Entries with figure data
···

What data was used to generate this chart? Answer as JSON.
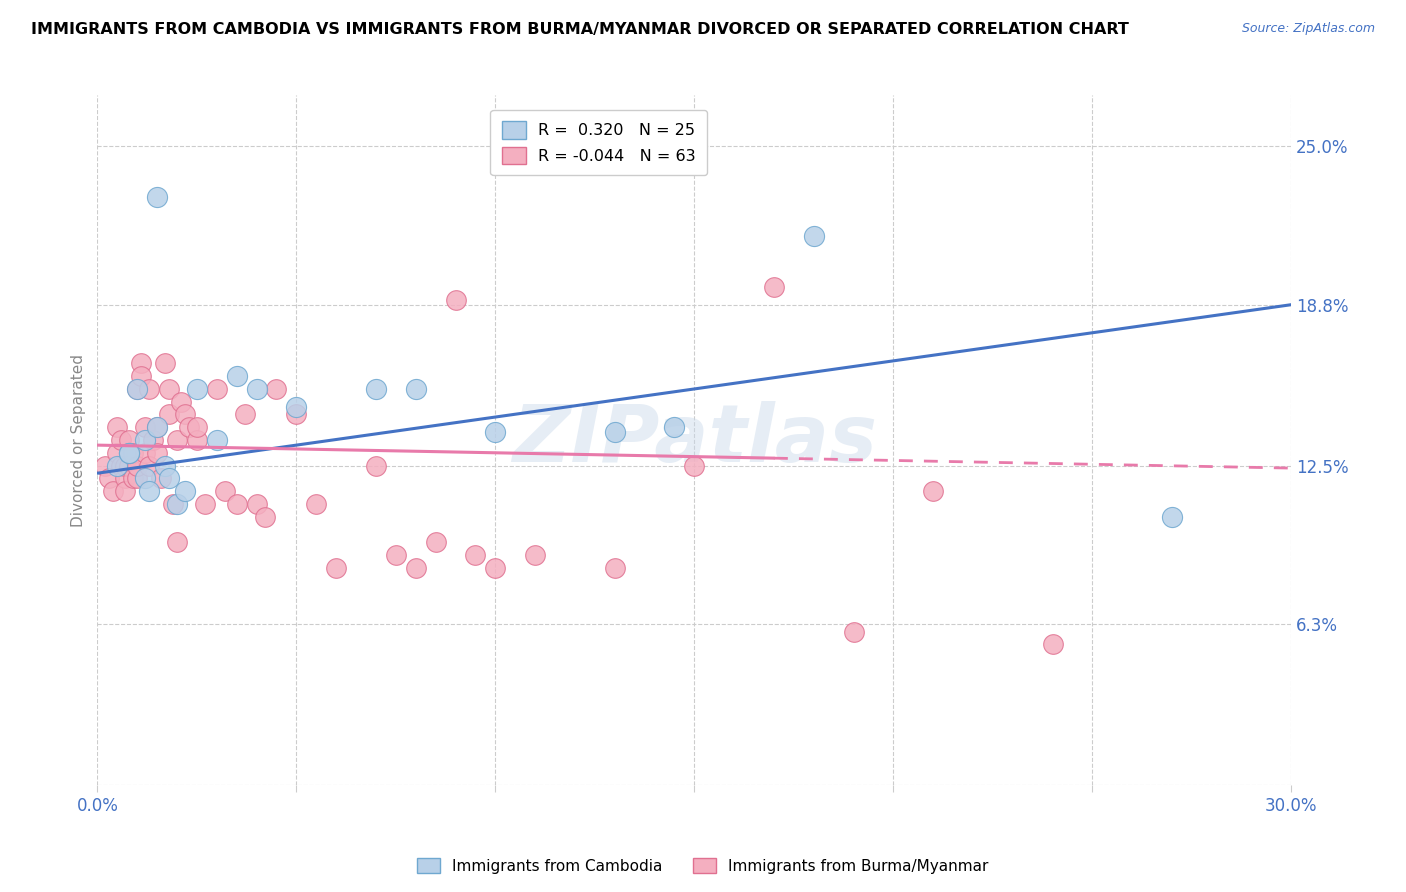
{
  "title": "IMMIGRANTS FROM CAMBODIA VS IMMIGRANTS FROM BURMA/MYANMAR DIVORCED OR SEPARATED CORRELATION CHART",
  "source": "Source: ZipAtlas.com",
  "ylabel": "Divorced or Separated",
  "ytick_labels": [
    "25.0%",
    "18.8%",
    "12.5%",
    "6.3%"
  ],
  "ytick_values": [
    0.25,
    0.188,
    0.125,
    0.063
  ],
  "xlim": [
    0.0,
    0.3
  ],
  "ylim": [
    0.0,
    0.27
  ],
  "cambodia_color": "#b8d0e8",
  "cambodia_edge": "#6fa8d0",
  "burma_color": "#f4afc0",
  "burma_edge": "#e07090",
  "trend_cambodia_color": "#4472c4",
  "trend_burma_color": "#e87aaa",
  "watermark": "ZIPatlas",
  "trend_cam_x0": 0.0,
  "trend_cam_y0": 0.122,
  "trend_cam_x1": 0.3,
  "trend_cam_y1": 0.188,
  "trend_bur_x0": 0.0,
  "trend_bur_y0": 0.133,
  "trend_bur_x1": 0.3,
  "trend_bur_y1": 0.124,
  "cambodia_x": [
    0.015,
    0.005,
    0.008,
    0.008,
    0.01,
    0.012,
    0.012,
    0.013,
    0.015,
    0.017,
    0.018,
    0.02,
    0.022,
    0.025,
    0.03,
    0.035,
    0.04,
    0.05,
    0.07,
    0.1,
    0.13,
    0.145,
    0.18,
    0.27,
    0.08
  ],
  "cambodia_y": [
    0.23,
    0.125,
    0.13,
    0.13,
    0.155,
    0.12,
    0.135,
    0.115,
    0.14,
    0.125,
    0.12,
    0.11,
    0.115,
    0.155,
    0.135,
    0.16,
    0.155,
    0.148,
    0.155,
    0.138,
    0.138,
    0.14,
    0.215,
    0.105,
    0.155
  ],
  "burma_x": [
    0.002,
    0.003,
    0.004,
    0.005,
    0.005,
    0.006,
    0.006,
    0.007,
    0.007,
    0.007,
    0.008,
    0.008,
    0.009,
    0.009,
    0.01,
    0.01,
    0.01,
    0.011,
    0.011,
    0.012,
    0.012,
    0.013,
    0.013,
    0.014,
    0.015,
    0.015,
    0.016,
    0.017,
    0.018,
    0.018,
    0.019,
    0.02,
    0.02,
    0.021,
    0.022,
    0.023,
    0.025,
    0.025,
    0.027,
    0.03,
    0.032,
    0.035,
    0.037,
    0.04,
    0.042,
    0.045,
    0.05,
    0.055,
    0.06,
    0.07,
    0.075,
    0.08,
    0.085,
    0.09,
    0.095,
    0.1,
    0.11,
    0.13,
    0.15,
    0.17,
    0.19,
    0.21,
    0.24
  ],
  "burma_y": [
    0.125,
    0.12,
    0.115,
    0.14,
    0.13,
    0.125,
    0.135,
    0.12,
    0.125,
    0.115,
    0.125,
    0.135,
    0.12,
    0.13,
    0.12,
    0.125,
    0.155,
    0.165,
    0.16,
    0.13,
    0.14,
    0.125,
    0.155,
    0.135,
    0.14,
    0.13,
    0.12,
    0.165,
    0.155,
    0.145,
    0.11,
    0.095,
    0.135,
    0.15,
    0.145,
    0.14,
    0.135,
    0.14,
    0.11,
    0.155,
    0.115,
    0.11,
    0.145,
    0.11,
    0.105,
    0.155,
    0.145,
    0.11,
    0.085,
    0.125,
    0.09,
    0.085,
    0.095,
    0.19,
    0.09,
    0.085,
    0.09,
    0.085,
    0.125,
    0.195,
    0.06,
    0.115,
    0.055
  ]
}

···

Goal: Give every record back exactly as it reads, with no images.

Answer:
What data was used to generate this chart? Answer as JSON.
{
  "title": "IMMIGRANTS FROM CAMBODIA VS IMMIGRANTS FROM BURMA/MYANMAR DIVORCED OR SEPARATED CORRELATION CHART",
  "source": "Source: ZipAtlas.com",
  "ylabel": "Divorced or Separated",
  "ytick_labels": [
    "25.0%",
    "18.8%",
    "12.5%",
    "6.3%"
  ],
  "ytick_values": [
    0.25,
    0.188,
    0.125,
    0.063
  ],
  "xlim": [
    0.0,
    0.3
  ],
  "ylim": [
    0.0,
    0.27
  ],
  "cambodia_color": "#b8d0e8",
  "cambodia_edge": "#6fa8d0",
  "burma_color": "#f4afc0",
  "burma_edge": "#e07090",
  "trend_cambodia_color": "#4472c4",
  "trend_burma_color": "#e87aaa",
  "watermark": "ZIPatlas",
  "trend_cam_x0": 0.0,
  "trend_cam_y0": 0.122,
  "trend_cam_x1": 0.3,
  "trend_cam_y1": 0.188,
  "trend_bur_x0": 0.0,
  "trend_bur_y0": 0.133,
  "trend_bur_x1": 0.3,
  "trend_bur_y1": 0.124,
  "cambodia_x": [
    0.015,
    0.005,
    0.008,
    0.008,
    0.01,
    0.012,
    0.012,
    0.013,
    0.015,
    0.017,
    0.018,
    0.02,
    0.022,
    0.025,
    0.03,
    0.035,
    0.04,
    0.05,
    0.07,
    0.1,
    0.13,
    0.145,
    0.18,
    0.27,
    0.08
  ],
  "cambodia_y": [
    0.23,
    0.125,
    0.13,
    0.13,
    0.155,
    0.12,
    0.135,
    0.115,
    0.14,
    0.125,
    0.12,
    0.11,
    0.115,
    0.155,
    0.135,
    0.16,
    0.155,
    0.148,
    0.155,
    0.138,
    0.138,
    0.14,
    0.215,
    0.105,
    0.155
  ],
  "burma_x": [
    0.002,
    0.003,
    0.004,
    0.005,
    0.005,
    0.006,
    0.006,
    0.007,
    0.007,
    0.007,
    0.008,
    0.008,
    0.009,
    0.009,
    0.01,
    0.01,
    0.01,
    0.011,
    0.011,
    0.012,
    0.012,
    0.013,
    0.013,
    0.014,
    0.015,
    0.015,
    0.016,
    0.017,
    0.018,
    0.018,
    0.019,
    0.02,
    0.02,
    0.021,
    0.022,
    0.023,
    0.025,
    0.025,
    0.027,
    0.03,
    0.032,
    0.035,
    0.037,
    0.04,
    0.042,
    0.045,
    0.05,
    0.055,
    0.06,
    0.07,
    0.075,
    0.08,
    0.085,
    0.09,
    0.095,
    0.1,
    0.11,
    0.13,
    0.15,
    0.17,
    0.19,
    0.21,
    0.24
  ],
  "burma_y": [
    0.125,
    0.12,
    0.115,
    0.14,
    0.13,
    0.125,
    0.135,
    0.12,
    0.125,
    0.115,
    0.125,
    0.135,
    0.12,
    0.13,
    0.12,
    0.125,
    0.155,
    0.165,
    0.16,
    0.13,
    0.14,
    0.125,
    0.155,
    0.135,
    0.14,
    0.13,
    0.12,
    0.165,
    0.155,
    0.145,
    0.11,
    0.095,
    0.135,
    0.15,
    0.145,
    0.14,
    0.135,
    0.14,
    0.11,
    0.155,
    0.115,
    0.11,
    0.145,
    0.11,
    0.105,
    0.155,
    0.145,
    0.11,
    0.085,
    0.125,
    0.09,
    0.085,
    0.095,
    0.19,
    0.09,
    0.085,
    0.09,
    0.085,
    0.125,
    0.195,
    0.06,
    0.115,
    0.055
  ]
}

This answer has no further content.